Provided data:
= = =
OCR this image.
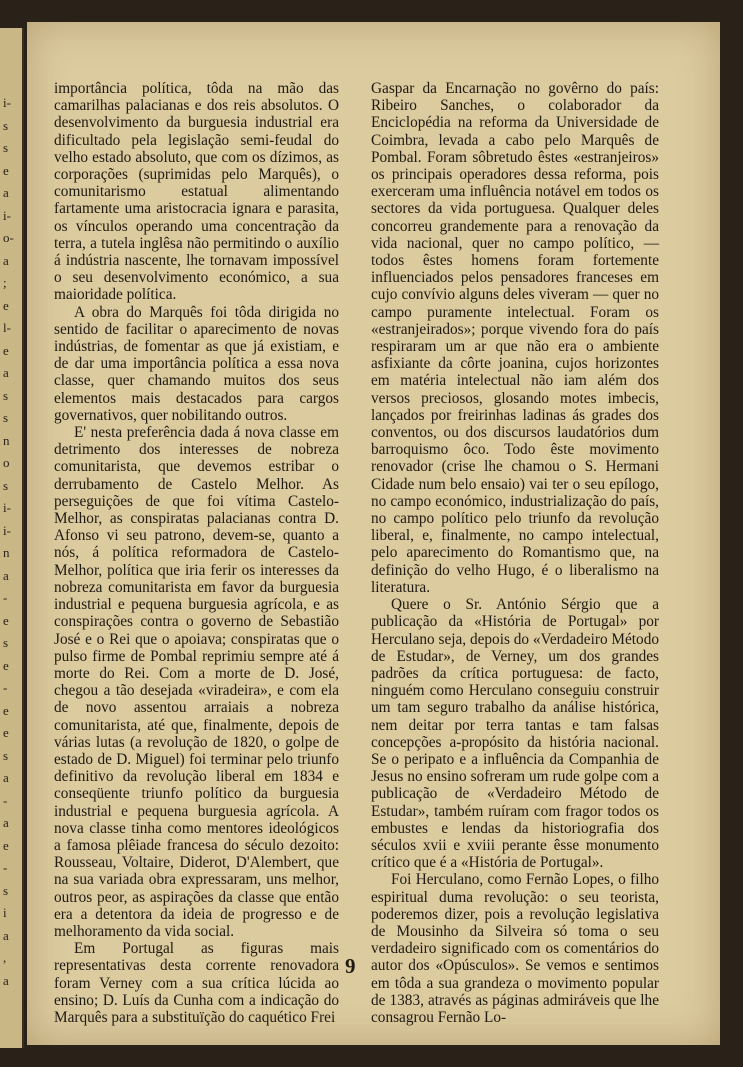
i-
s
s
e
a
i-
o-
a
;
e
l-
e
a
s
s
n
o
s
i-
i-
n
a
-
e
s
e
-
e
e
s
a
-
a
e
-
s
i
a
,
a

importância política, tôda na mão das camarilhas palacianas e dos reis absolutos. O desenvolvimento da burguesia industrial era dificultado pela legislação semi-feudal do velho estado absoluto, que com os dízimos, as corporações (suprimidas pelo Marquês), o comunitarismo estatual alimentando fartamente uma aristocracia ignara e parasita, os vínculos operando uma concentração da terra, a tutela inglêsa não permitindo o auxílio á indústria nascente, lhe tornavam impossível o seu desenvolvimento económico, a sua maioridade política.

A obra do Marquês foi tôda dirigida no sentido de facilitar o aparecimento de novas indústrias, de fomentar as que já existiam, e de dar uma importância política a essa nova classe, quer chamando muitos dos seus elementos mais destacados para cargos governativos, quer nobilitando outros.

E' nesta preferência dada á nova classe em detrimento dos interesses de nobreza comunitarista, que devemos estribar o derrubamento de Castelo Melhor. As perseguições de que foi vítima Castelo-Melhor, as conspiratas palacianas contra D. Afonso vi seu patrono, devem-se, quanto a nós, á política reformadora de Castelo-Melhor, política que iria ferir os interesses da nobreza comunitarista em favor da burguesia industrial e pequena burguesia agrícola, e as conspirações contra o governo de Sebastião José e o Rei que o apoiava; conspiratas que o pulso firme de Pombal reprimiu sempre até á morte do Rei. Com a morte de D. José, chegou a tão desejada «viradeira», e com ela de novo assentou arraiais a nobreza comunitarista, até que, finalmente, depois de várias lutas (a revolução de 1820, o golpe de estado de D. Miguel) foi terminar pelo triunfo definitivo da revolução liberal em 1834 e conseqüente triunfo político da burguesia industrial e pequena burguesia agrícola. A nova classe tinha como mentores ideológicos a famosa plêiade francesa do século dezoito: Rousseau, Voltaire, Diderot, D'Alembert, que na sua variada obra expressaram, uns melhor, outros peor, as aspirações da classe que então era a detentora da ideia de progresso e de melhoramento da vida social.

Em Portugal as figuras mais representativas desta corrente renovadora foram Verney com a sua crítica lúcida ao ensino; D. Luís da Cunha com a indicação do Marquês para a substituïção do caquético Frei

Gaspar da Encarnação no govêrno do país: Ribeiro Sanches, o colaborador da Enciclopédia na reforma da Universidade de Coimbra, levada a cabo pelo Marquês de Pombal. Foram sôbretudo êstes «estranjeiros» os principais operadores dessa reforma, pois exerceram uma influência notável em todos os sectores da vida portuguesa. Qualquer deles concorreu grandemente para a renovação da vida nacional, quer no campo político, — todos êstes homens foram fortemente influenciados pelos pensadores franceses em cujo convívio alguns deles viveram — quer no campo puramente intelectual. Foram os «estranjeirados»; porque vivendo fora do país respiraram um ar que não era o ambiente asfixiante da côrte joanina, cujos horizontes em matéria intelectual não iam além dos versos preciosos, glosando motes imbecis, lançados por freirinhas ladinas ás grades dos conventos, ou dos discursos laudatórios dum barroquismo ôco. Todo êste movimento renovador (crise lhe chamou o S. Hermani Cidade num belo ensaio) vai ter o seu epílogo, no campo económico, industrialização do país, no campo político pelo triunfo da revolução liberal, e, finalmente, no campo intelectual, pelo aparecimento do Romantismo que, na definição do velho Hugo, é o liberalismo na literatura.

Quere o Sr. António Sérgio que a publicação da «História de Portugal» por Herculano seja, depois do «Verdadeiro Método de Estudar», de Verney, um dos grandes padrões da crítica portuguesa: de facto, ninguém como Herculano conseguiu construir um tam seguro trabalho da análise histórica, nem deitar por terra tantas e tam falsas concepções a-propósito da história nacional. Se o peripato e a influência da Companhia de Jesus no ensino sofreram um rude golpe com a publicação de «Verdadeiro Método de Estudar», também ruíram com fragor todos os embustes e lendas da historiografia dos séculos xvii e xviii perante êsse monumento crítico que é a «História de Portugal».

Foi Herculano, como Fernão Lopes, o filho espiritual duma revolução: o seu teorista, poderemos dizer, pois a revolução legislativa de Mousinho da Silveira só toma o seu verdadeiro significado com os comentários do autor dos «Opúsculos». Se vemos e sentimos em tôda a sua grandeza o movimento popular de 1383, através as páginas admiráveis que lhe consagrou Fernão Lo-

9
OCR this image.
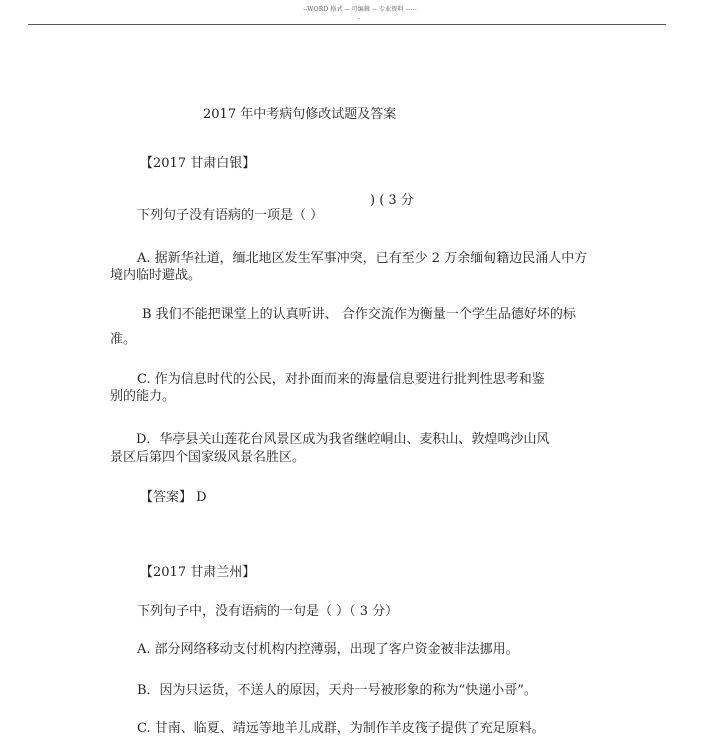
--WORD 格式 -- 可编辑 -- 专业资料 -----
-
2017 年中考病句修改试题及答案
【2017 甘肃白银】
) ( 3 分
下列句子没有语病的一项是（ ）
A. 据新华社道，缅北地区发生军事冲突，已有至少 2 万余缅甸籍边民涌人中方
境内临时避战。
B 我们不能把课堂上的认真听讲、 合作交流作为衡量一个学生品德好坏的标
准。
C. 作为信息时代的公民，对扑面而来的海量信息要进行批判性思考和鉴
别的能力。
D．华亭县关山莲花台风景区成为我省继崆峒山、麦积山、敦煌鸣沙山风
景区后第四个国家级风景名胜区。
【答案】 D
【2017 甘肃兰州】
下列句子中，没有语病的一句是（ ）（ 3 分）
A. 部分网络移动支付机构内控薄弱，出现了客户资金被非法挪用。
B．因为只运货，不送人的原因，天舟一号被形象的称为“快递小哥”。
C. 甘南、临夏、靖远等地羊儿成群，为制作羊皮筏子提供了充足原料。
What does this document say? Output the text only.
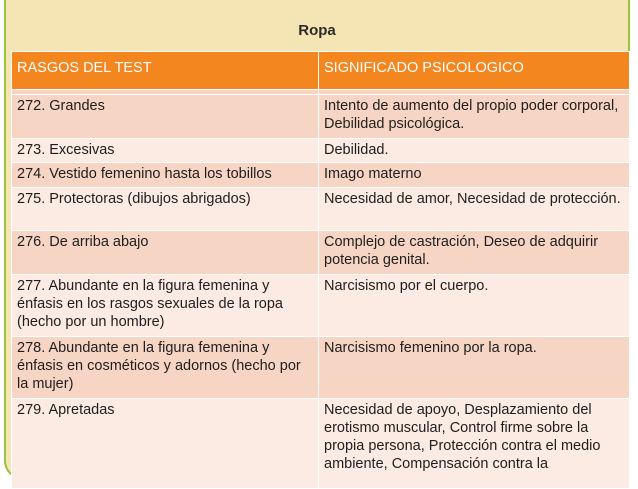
Ropa
RASGOS DEL TEST	SIGNIFICADO PSICOLOGICO

272. Grandes	Intento de aumento del propio poder corporal, Debilidad psicológica.
273. Excesivas	Debilidad.
274. Vestido femenino hasta los tobillos	Imago materno
275. Protectoras (dibujos abrigados)	Necesidad de amor, Necesidad de protección.
276. De arriba abajo	Complejo de castración, Deseo de adquirir potencia genital.
277. Abundante en la figura femenina y énfasis en los rasgos sexuales de la ropa (hecho por un hombre)	Narcisismo por el cuerpo.
278. Abundante en la figura femenina y énfasis en cosméticos y adornos (hecho por la mujer)	Narcisismo femenino por la ropa.
279. Apretadas	Necesidad de apoyo, Desplazamiento del erotismo muscular, Control firme sobre la propia persona, Protección contra el medio ambiente, Compensación contra la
= = =
Which lines hold the string "femenina"? List them all.

Response for this exercise:
277. Abundante en la figura femenina y énfasis en los rasgos sexuales de la ropa (hecho por un hombre)	Narcisismo por el cuerpo.
278. Abundante en la figura femenina y énfasis en cosméticos y adornos (hecho por la mujer)	Narcisismo femenino por la ropa.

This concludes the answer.